# Supplied material

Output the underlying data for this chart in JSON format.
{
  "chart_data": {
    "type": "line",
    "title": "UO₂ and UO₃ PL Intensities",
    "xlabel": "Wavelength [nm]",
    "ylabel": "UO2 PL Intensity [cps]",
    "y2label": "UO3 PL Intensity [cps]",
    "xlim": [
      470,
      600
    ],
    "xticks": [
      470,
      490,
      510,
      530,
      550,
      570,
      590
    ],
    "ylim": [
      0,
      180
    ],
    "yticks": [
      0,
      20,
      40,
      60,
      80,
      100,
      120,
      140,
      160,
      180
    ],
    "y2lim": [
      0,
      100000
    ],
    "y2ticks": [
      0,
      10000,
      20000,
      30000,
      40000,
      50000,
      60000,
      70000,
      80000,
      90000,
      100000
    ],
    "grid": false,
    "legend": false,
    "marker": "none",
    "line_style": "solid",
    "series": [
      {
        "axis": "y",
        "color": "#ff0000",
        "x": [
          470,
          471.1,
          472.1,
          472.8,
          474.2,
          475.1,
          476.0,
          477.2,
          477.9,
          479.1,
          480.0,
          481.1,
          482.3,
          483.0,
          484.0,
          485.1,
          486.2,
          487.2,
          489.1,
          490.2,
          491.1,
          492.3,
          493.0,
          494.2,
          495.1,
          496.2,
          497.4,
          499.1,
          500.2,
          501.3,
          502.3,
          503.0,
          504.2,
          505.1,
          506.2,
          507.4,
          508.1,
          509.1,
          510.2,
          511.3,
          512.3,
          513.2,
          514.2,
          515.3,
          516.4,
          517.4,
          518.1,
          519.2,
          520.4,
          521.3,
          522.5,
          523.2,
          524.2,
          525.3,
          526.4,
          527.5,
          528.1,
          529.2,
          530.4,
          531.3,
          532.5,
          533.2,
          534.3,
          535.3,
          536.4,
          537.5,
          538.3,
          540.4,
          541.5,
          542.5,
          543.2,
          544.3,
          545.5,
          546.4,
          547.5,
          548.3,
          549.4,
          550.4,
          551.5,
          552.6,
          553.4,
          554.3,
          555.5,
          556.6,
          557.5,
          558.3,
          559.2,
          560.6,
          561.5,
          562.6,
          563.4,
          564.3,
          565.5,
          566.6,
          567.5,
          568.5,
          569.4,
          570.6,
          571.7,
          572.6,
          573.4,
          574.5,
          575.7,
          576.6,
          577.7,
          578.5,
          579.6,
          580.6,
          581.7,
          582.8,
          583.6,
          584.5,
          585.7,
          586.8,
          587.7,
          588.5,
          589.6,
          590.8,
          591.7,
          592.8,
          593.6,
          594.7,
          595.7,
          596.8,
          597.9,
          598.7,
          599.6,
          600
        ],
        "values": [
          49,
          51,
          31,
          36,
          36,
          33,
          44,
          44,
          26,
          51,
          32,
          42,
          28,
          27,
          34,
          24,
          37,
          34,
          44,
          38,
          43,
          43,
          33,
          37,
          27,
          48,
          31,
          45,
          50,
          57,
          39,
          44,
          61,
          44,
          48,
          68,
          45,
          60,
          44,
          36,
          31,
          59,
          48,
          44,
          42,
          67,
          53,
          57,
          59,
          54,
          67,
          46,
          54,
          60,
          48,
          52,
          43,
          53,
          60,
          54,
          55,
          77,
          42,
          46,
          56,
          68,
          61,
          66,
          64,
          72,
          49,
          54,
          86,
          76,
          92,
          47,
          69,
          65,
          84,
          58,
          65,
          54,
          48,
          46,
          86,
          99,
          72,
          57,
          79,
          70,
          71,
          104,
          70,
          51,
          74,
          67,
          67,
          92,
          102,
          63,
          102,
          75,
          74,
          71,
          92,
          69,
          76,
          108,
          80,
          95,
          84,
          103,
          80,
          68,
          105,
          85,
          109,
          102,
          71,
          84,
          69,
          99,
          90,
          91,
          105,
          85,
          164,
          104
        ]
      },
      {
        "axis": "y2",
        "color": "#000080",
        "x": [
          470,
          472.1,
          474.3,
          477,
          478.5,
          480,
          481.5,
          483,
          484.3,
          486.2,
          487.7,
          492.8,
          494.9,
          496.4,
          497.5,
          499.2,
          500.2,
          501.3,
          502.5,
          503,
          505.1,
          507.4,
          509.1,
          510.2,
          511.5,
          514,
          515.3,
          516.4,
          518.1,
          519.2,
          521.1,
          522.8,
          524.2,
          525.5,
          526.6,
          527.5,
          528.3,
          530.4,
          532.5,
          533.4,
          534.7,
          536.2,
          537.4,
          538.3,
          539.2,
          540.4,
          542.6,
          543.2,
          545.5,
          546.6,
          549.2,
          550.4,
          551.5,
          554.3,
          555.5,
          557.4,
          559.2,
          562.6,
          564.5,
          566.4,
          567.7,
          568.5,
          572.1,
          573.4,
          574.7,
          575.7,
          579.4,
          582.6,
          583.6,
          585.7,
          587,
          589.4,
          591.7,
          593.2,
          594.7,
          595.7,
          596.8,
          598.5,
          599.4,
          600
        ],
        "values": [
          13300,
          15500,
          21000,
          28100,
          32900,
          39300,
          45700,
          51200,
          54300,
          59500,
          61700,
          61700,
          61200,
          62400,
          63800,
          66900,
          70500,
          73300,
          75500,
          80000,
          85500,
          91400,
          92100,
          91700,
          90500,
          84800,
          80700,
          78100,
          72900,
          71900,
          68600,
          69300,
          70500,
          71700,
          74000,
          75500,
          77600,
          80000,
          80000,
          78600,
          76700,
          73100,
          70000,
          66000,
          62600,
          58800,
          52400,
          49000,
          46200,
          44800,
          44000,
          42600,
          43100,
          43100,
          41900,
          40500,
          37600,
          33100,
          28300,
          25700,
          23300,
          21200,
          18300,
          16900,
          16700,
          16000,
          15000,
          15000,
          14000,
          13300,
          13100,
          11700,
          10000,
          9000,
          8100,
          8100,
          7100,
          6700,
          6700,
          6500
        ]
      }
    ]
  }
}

# Directions for this task
Repeat every record, keeping each word and mark exactly as it is.

# The response
Output the underlying data for this chart in JSON format.
{
  "chart_data": {
    "type": "line",
    "title": "UO₂ and UO₃ PL Intensities",
    "xlabel": "Wavelength [nm]",
    "ylabel": "UO2 PL Intensity [cps]",
    "y2label": "UO3 PL Intensity [cps]",
    "xlim": [
      470,
      600
    ],
    "xticks": [
      470,
      490,
      510,
      530,
      550,
      570,
      590
    ],
    "ylim": [
      0,
      180
    ],
    "yticks": [
      0,
      20,
      40,
      60,
      80,
      100,
      120,
      140,
      160,
      180
    ],
    "y2lim": [
      0,
      100000
    ],
    "y2ticks": [
      0,
      10000,
      20000,
      30000,
      40000,
      50000,
      60000,
      70000,
      80000,
      90000,
      100000
    ],
    "grid": false,
    "legend": false,
    "marker": "none",
    "line_style": "solid",
    "series": [
      {
        "axis": "y",
        "color": "#ff0000",
        "x": [
          470,
          471.1,
          472.1,
          472.8,
          474.2,
          475.1,
          476.0,
          477.2,
          477.9,
          479.1,
          480.0,
          481.1,
          482.3,
          483.0,
          484.0,
          485.1,
          486.2,
          487.2,
          489.1,
          490.2,
          491.1,
          492.3,
          493.0,
          494.2,
          495.1,
          496.2,
          497.4,
          499.1,
          500.2,
          501.3,
          502.3,
          503.0,
          504.2,
          505.1,
          506.2,
          507.4,
          508.1,
          509.1,
          510.2,
          511.3,
          512.3,
          513.2,
          514.2,
          515.3,
          516.4,
          517.4,
          518.1,
          519.2,
          520.4,
          521.3,
          522.5,
          523.2,
          524.2,
          525.3,
          526.4,
          527.5,
          528.1,
          529.2,
          530.4,
          531.3,
          532.5,
          533.2,
          534.3,
          535.3,
          536.4,
          537.5,
          538.3,
          540.4,
          541.5,
          542.5,
          543.2,
          544.3,
          545.5,
          546.4,
          547.5,
          548.3,
          549.4,
          550.4,
          551.5,
          552.6,
          553.4,
          554.3,
          555.5,
          556.6,
          557.5,
          558.3,
          559.2,
          560.6,
          561.5,
          562.6,
          563.4,
          564.3,
          565.5,
          566.6,
          567.5,
          568.5,
          569.4,
          570.6,
          571.7,
          572.6,
          573.4,
          574.5,
          575.7,
          576.6,
          577.7,
          578.5,
          579.6,
          580.6,
          581.7,
          582.8,
          583.6,
          584.5,
          585.7,
          586.8,
          587.7,
          588.5,
          589.6,
          590.8,
          591.7,
          592.8,
          593.6,
          594.7,
          595.7,
          596.8,
          597.9,
          598.7,
          599.6,
          600
        ],
        "values": [
          49,
          51,
          31,
          36,
          36,
          33,
          44,
          44,
          26,
          51,
          32,
          42,
          28,
          27,
          34,
          24,
          37,
          34,
          44,
          38,
          43,
          43,
          33,
          37,
          27,
          48,
          31,
          45,
          50,
          57,
          39,
          44,
          61,
          44,
          48,
          68,
          45,
          60,
          44,
          36,
          31,
          59,
          48,
          44,
          42,
          67,
          53,
          57,
          59,
          54,
          67,
          46,
          54,
          60,
          48,
          52,
          43,
          53,
          60,
          54,
          55,
          77,
          42,
          46,
          56,
          68,
          61,
          66,
          64,
          72,
          49,
          54,
          86,
          76,
          92,
          47,
          69,
          65,
          84,
          58,
          65,
          54,
          48,
          46,
          86,
          99,
          72,
          57,
          79,
          70,
          71,
          104,
          70,
          51,
          74,
          67,
          67,
          92,
          102,
          63,
          102,
          75,
          74,
          71,
          92,
          69,
          76,
          108,
          80,
          95,
          84,
          103,
          80,
          68,
          105,
          85,
          109,
          102,
          71,
          84,
          69,
          99,
          90,
          91,
          105,
          85,
          164,
          104
        ]
      },
      {
        "axis": "y2",
        "color": "#000080",
        "x": [
          470,
          472.1,
          474.3,
          477,
          478.5,
          480,
          481.5,
          483,
          484.3,
          486.2,
          487.7,
          492.8,
          494.9,
          496.4,
          497.5,
          499.2,
          500.2,
          501.3,
          502.5,
          503,
          505.1,
          507.4,
          509.1,
          510.2,
          511.5,
          514,
          515.3,
          516.4,
          518.1,
          519.2,
          521.1,
          522.8,
          524.2,
          525.5,
          526.6,
          527.5,
          528.3,
          530.4,
          532.5,
          533.4,
          534.7,
          536.2,
          537.4,
          538.3,
          539.2,
          540.4,
          542.6,
          543.2,
          545.5,
          546.6,
          549.2,
          550.4,
          551.5,
          554.3,
          555.5,
          557.4,
          559.2,
          562.6,
          564.5,
          566.4,
          567.7,
          568.5,
          572.1,
          573.4,
          574.7,
          575.7,
          579.4,
          582.6,
          583.6,
          585.7,
          587,
          589.4,
          591.7,
          593.2,
          594.7,
          595.7,
          596.8,
          598.5,
          599.4,
          600
        ],
        "values": [
          13300,
          15500,
          21000,
          28100,
          32900,
          39300,
          45700,
          51200,
          54300,
          59500,
          61700,
          61700,
          61200,
          62400,
          63800,
          66900,
          70500,
          73300,
          75500,
          80000,
          85500,
          91400,
          92100,
          91700,
          90500,
          84800,
          80700,
          78100,
          72900,
          71900,
          68600,
          69300,
          70500,
          71700,
          74000,
          75500,
          77600,
          80000,
          80000,
          78600,
          76700,
          73100,
          70000,
          66000,
          62600,
          58800,
          52400,
          49000,
          46200,
          44800,
          44000,
          42600,
          43100,
          43100,
          41900,
          40500,
          37600,
          33100,
          28300,
          25700,
          23300,
          21200,
          18300,
          16900,
          16700,
          16000,
          15000,
          15000,
          14000,
          13300,
          13100,
          11700,
          10000,
          9000,
          8100,
          8100,
          7100,
          6700,
          6700,
          6500
        ]
      }
    ]
  }
}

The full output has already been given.